Passage
● ● ● ● ●

OPINION

Civilization Year Zero

Civilization Year Zero

An elderly man got into a fight over his telephone bill with the owner of an electronics store where phone bills can be paid in the southern town of Kyparissia, came back armed and killed him. Less than 24 hours later, a Covid-19 patient at Athens’ Red Cross Hospital murdered another patient with the virus who had been placed in the same room, because the ventilator’s noise disturbed him. Apparently, he unplugged the machine, which continued operating on battery power, and then pulled the oxygen tube out of the patient, who died.

These are not the only examples of murders committed in a fit of rage: A few months back, a man barged into a tax office in the northern city of Kozani with an ax and wounded four employees, one of whom later died; a biker had an altercation with a car driver, came back with a gun and killed him; a farmer killed five hunters for trampling on his clover; a 15-year-old killed another boy, 17, with a rifle in the schoolyard. Different crimes, with different but insignificant causes.

It’s a hair-raising culture of settling personal accounts, maybe a leftover from before the dawn of civilization, but still acceptable for parts of society where loss of control, crossing the line and eruptions of violence are seen as a natural outcome of upsetting social interactions. The ego takes over in a feral way, logic is decoupled from the suddenly excited emotion, and the filter of social conventions and controls is unable to check the homicidal urge.

● ● ● ● ●

Dataset
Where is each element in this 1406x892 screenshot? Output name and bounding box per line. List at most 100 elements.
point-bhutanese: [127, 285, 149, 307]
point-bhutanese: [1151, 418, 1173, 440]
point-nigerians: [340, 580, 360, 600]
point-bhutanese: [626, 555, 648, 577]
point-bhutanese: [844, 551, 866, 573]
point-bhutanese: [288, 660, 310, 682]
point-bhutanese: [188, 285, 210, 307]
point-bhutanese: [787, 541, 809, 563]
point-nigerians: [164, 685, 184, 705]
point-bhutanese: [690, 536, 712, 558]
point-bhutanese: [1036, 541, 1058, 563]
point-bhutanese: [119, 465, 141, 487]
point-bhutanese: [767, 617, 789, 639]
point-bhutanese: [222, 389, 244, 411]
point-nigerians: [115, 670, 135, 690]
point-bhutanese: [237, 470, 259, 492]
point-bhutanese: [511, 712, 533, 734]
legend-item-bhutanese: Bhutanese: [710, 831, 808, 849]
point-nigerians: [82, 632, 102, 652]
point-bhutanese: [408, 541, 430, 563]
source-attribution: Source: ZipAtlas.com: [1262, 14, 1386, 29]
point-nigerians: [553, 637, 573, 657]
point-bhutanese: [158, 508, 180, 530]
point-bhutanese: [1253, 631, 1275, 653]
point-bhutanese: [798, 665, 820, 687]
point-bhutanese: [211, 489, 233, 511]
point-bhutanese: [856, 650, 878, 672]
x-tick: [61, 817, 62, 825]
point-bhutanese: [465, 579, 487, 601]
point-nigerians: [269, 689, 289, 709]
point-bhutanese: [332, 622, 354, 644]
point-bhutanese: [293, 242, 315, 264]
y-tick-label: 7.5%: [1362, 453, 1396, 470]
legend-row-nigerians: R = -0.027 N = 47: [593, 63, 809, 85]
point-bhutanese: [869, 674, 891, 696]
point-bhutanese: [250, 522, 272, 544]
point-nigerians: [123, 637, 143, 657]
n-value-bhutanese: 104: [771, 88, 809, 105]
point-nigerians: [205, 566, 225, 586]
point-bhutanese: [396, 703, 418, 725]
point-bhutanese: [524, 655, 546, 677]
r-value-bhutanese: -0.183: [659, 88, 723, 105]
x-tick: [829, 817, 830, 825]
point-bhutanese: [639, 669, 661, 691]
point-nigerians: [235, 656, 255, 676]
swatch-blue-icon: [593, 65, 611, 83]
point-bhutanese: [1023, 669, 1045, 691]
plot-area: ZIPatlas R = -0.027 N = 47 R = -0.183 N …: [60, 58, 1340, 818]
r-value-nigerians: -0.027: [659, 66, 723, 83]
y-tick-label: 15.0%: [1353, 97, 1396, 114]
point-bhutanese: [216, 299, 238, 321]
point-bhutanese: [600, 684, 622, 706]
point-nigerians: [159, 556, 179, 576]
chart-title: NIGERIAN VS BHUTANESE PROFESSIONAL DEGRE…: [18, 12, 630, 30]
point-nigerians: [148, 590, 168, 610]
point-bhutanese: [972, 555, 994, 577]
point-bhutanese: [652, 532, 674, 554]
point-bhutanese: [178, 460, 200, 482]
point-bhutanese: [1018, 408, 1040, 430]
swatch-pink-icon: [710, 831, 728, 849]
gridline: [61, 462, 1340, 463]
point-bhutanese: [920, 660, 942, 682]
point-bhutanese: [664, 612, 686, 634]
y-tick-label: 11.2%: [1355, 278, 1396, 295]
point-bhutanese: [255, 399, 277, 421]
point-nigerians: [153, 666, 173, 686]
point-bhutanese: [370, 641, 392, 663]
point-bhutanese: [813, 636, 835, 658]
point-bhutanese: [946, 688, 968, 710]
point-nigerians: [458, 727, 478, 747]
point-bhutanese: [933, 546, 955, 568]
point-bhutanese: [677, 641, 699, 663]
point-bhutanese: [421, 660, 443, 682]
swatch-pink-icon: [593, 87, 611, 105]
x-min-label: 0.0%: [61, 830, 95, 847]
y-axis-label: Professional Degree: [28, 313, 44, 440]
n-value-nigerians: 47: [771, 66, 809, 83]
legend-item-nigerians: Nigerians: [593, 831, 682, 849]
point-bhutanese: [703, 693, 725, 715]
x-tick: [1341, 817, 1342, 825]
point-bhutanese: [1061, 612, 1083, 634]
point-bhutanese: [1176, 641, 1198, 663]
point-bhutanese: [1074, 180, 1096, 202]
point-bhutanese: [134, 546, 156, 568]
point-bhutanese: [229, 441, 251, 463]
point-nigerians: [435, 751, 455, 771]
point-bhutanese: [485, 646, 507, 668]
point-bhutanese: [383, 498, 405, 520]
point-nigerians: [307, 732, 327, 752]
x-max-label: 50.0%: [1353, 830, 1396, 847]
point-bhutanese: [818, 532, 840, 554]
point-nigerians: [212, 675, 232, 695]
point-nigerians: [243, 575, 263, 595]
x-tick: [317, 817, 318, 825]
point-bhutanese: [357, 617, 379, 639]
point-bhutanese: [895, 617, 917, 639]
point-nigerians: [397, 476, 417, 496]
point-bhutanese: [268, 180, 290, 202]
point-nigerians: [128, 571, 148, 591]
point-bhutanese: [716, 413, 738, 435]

● ● ● ● ●

Directions for this task
Transcribe word for word the stretch of the opinion piece on rage killings from "It’s a hair-raising" through "the homicidal urge.". You can set the records aside; they aren't needed here.

Task output
It’s a hair-raising culture of settling personal accounts, maybe a leftover from before the dawn of civilization, but still acceptable for parts of society where loss of control, crossing the line and eruptions of violence are seen as a natural outcome of upsetting social interactions. The ego takes over in a feral way, logic is decoupled from the suddenly excited emotion, and the filter of social conventions and controls is unable to check the homicidal urge.